*The exercise*: Single out the lines that include the word "structured". Copy them.

··· Records shown

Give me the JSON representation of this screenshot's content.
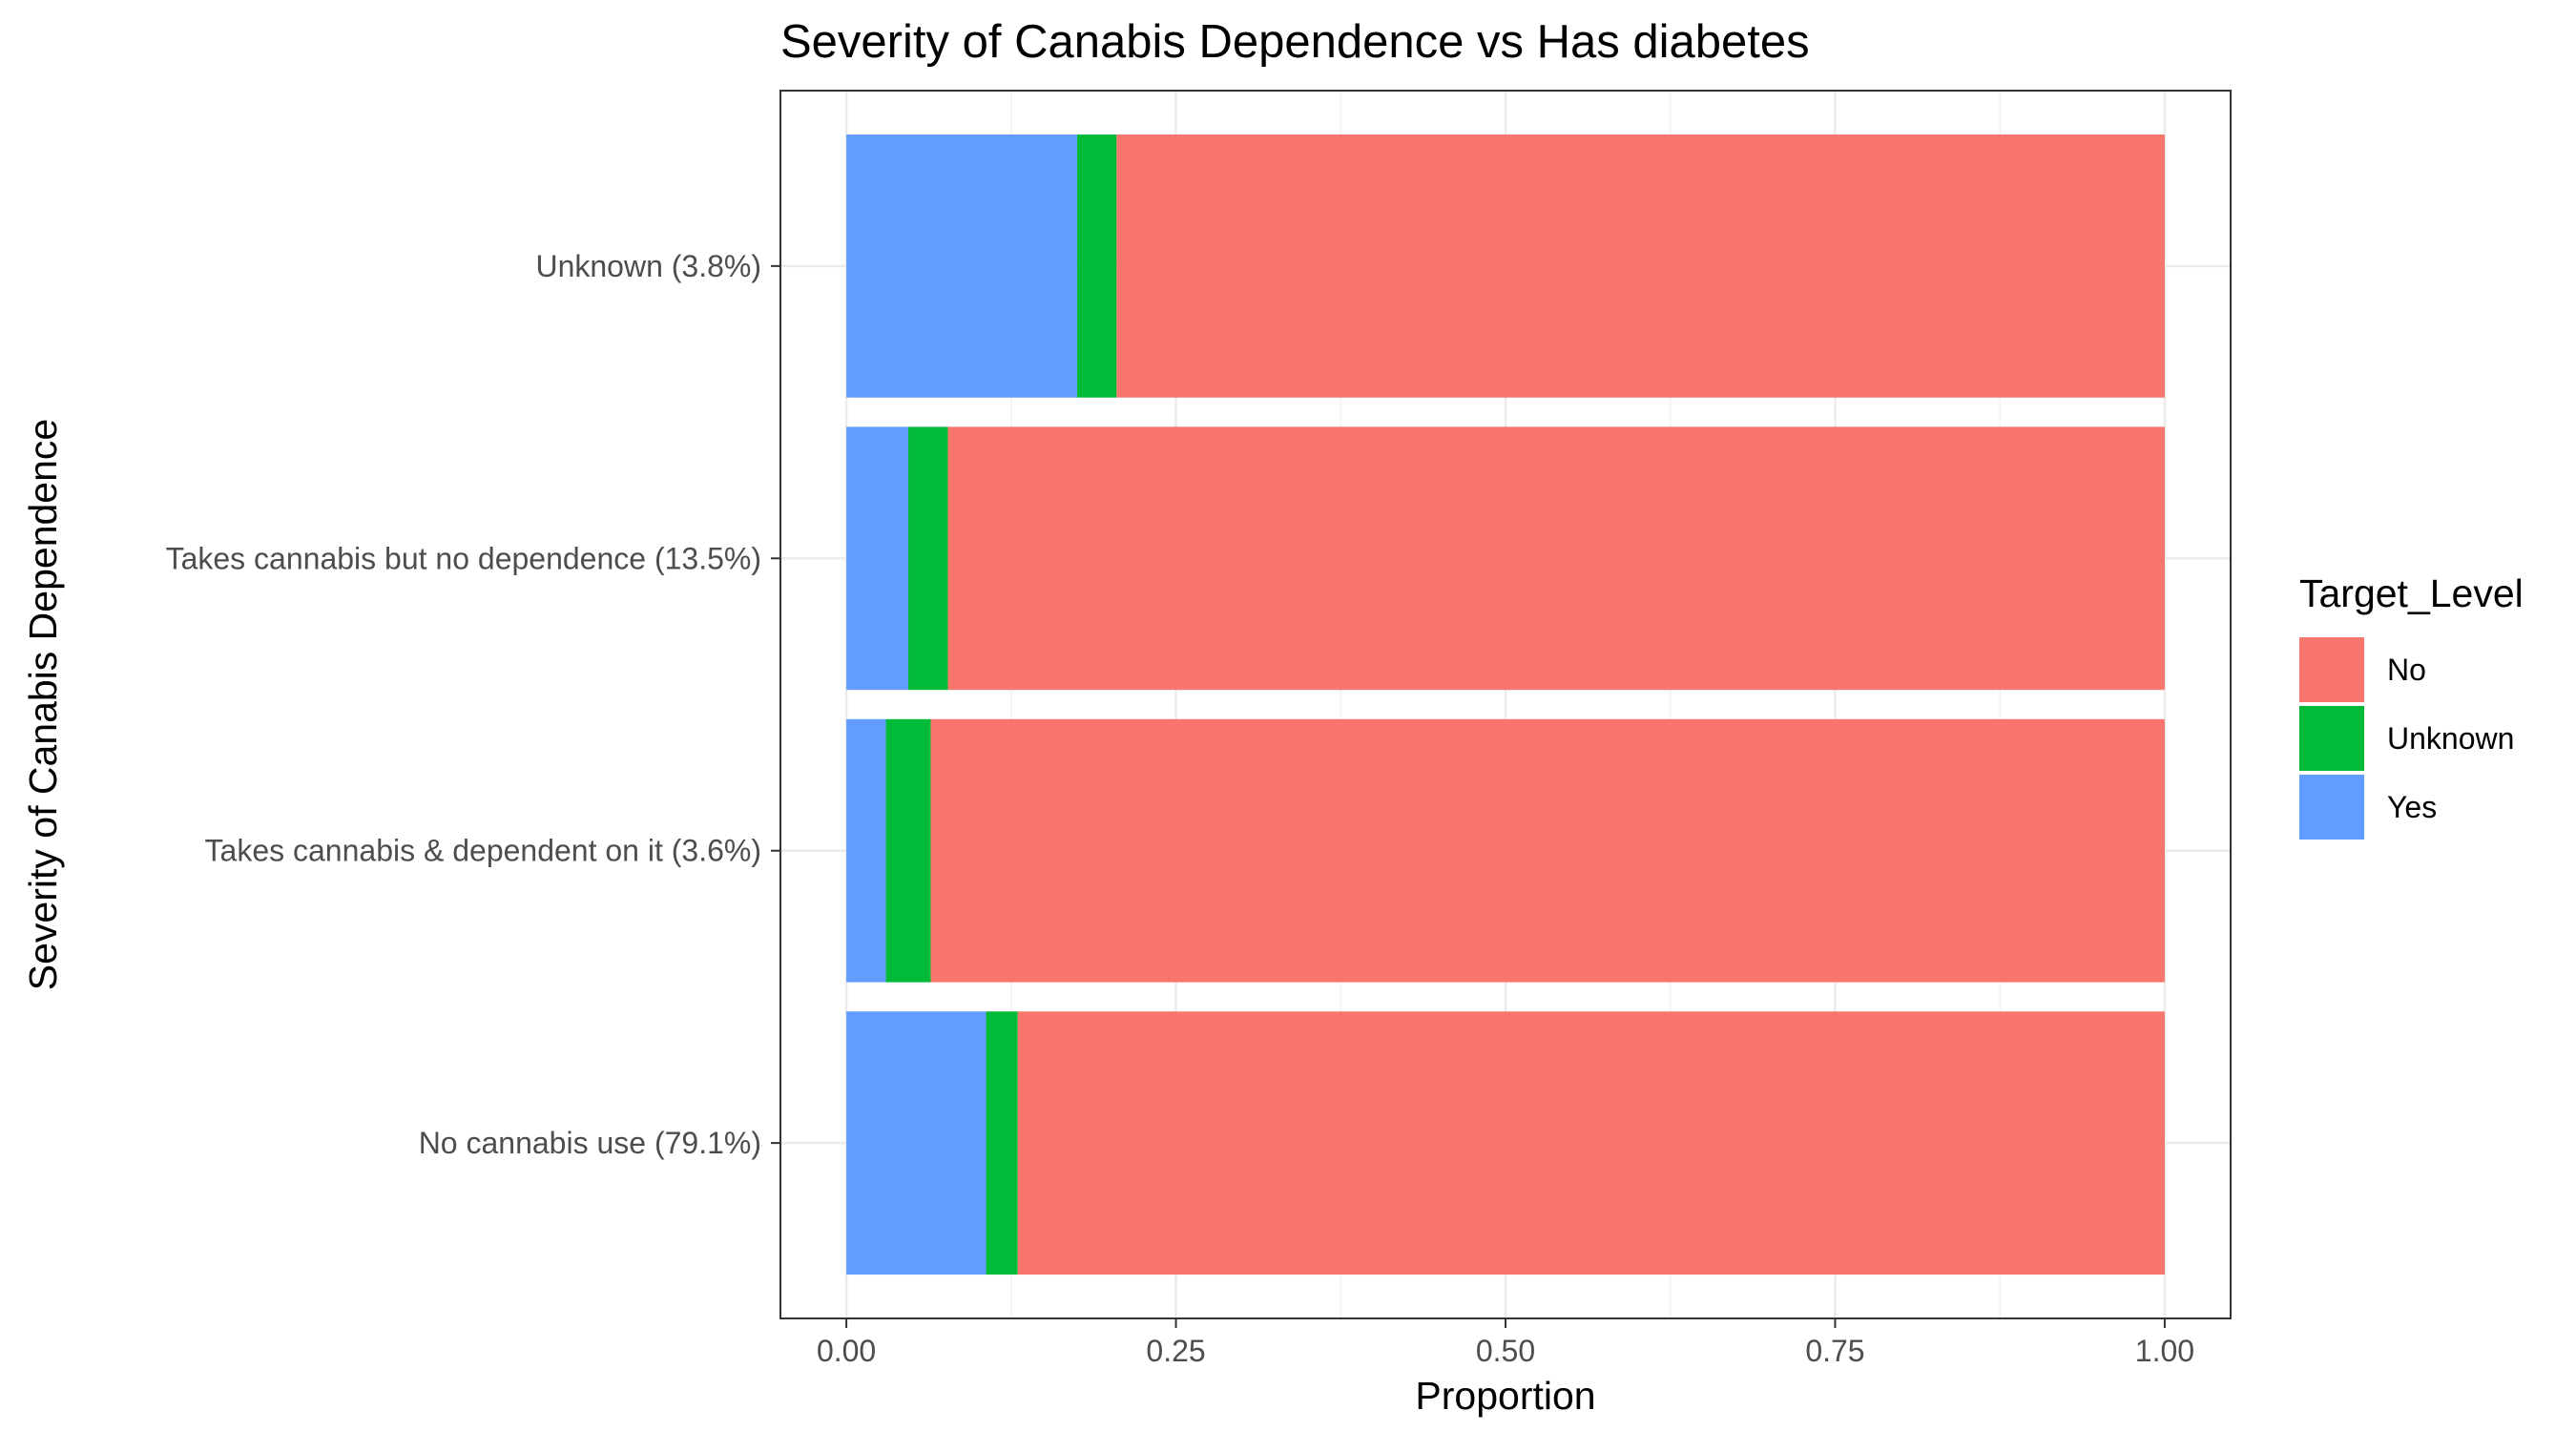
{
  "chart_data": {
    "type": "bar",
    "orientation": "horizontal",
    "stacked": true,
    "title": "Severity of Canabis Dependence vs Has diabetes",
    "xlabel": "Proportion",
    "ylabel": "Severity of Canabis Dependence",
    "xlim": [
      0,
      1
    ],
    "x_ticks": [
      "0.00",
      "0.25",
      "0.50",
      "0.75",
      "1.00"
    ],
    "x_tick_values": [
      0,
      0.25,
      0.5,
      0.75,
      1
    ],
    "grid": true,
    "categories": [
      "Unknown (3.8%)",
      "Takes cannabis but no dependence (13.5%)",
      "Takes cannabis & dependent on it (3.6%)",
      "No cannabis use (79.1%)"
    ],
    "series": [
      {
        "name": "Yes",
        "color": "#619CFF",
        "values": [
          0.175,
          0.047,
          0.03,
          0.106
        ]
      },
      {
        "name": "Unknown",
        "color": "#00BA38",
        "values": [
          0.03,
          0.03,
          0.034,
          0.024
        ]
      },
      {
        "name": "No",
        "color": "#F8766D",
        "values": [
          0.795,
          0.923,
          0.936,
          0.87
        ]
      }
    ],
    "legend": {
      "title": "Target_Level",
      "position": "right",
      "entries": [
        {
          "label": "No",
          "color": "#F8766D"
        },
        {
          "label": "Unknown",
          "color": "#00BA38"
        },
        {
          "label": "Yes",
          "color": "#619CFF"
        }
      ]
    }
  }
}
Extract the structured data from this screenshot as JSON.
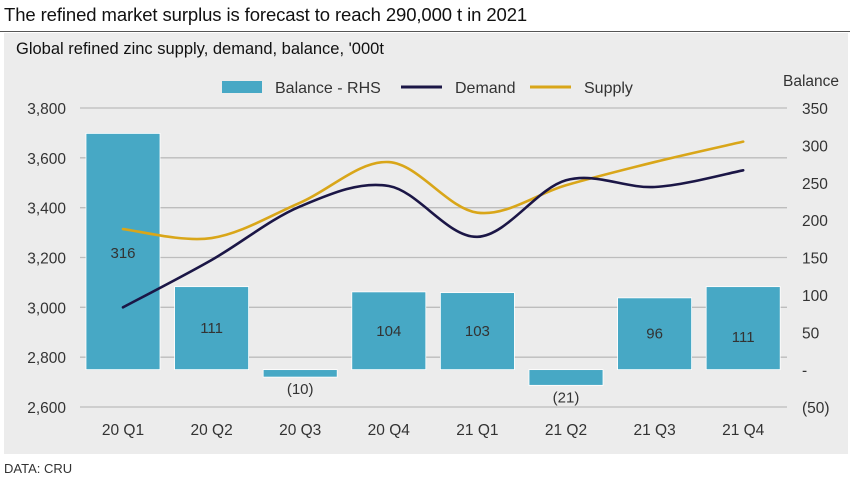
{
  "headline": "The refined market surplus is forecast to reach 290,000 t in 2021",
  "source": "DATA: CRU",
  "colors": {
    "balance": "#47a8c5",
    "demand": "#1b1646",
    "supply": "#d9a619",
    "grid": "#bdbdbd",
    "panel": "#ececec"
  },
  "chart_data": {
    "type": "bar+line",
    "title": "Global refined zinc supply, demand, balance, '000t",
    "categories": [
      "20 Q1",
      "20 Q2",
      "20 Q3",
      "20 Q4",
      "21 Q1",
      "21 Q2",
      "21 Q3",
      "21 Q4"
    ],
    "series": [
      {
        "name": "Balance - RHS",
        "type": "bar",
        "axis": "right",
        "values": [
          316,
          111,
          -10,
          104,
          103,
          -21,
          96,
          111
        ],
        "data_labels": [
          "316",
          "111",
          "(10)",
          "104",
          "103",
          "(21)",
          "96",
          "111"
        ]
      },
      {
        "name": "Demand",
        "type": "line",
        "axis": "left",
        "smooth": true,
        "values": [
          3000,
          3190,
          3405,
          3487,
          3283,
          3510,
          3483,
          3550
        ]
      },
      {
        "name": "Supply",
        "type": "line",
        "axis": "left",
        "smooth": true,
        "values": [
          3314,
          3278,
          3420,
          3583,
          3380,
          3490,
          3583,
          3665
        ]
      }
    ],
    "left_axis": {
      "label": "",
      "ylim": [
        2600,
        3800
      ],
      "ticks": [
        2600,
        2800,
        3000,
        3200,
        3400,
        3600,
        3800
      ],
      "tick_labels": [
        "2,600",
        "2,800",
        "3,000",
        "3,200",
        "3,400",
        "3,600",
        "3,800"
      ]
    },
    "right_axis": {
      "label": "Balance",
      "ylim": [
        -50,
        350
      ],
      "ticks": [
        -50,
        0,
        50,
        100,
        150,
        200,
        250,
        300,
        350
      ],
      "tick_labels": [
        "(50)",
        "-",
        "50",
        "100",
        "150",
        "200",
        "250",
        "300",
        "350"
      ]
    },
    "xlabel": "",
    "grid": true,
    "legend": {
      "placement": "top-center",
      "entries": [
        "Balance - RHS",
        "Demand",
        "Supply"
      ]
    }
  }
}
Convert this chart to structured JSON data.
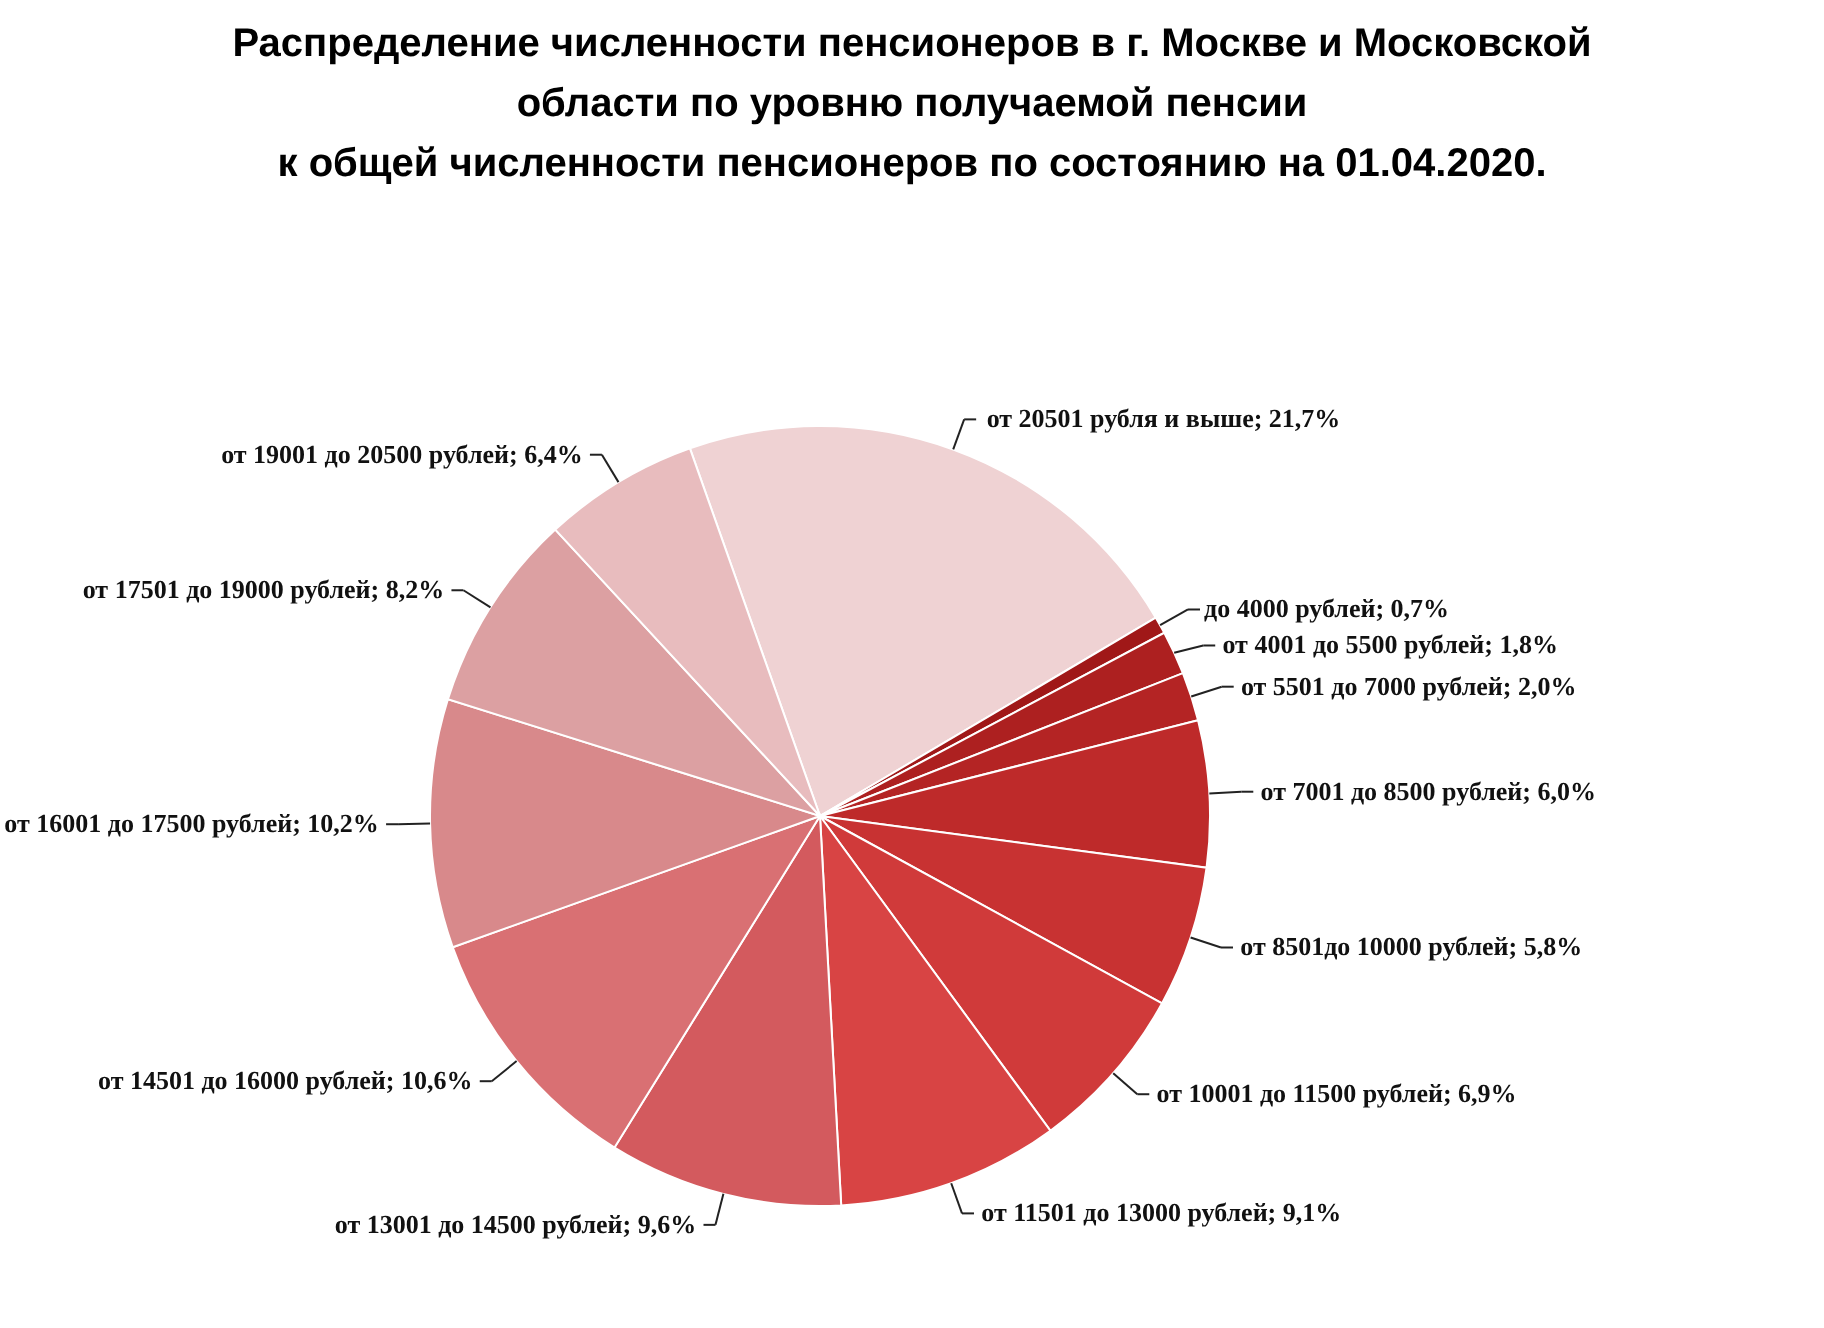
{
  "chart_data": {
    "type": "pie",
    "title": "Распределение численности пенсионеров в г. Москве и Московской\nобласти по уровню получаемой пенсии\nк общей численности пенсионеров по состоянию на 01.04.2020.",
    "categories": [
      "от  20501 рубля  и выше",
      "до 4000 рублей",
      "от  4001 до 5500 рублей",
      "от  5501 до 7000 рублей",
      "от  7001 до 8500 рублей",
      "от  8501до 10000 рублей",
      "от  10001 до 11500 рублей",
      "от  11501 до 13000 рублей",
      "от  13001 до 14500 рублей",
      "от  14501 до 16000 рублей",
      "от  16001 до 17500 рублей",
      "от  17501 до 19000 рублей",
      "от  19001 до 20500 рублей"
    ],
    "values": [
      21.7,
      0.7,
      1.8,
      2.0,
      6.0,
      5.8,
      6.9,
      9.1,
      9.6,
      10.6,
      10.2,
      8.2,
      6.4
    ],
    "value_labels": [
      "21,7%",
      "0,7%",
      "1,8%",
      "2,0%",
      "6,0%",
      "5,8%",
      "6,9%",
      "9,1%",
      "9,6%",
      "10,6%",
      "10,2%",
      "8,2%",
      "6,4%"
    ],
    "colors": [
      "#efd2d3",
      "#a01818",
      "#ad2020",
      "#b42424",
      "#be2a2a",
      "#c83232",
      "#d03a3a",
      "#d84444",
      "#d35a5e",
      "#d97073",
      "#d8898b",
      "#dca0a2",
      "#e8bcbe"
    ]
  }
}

······

*Task output*:
Extract the structured data from this screenshot as JSON.
Convert this chart to structured JSON data.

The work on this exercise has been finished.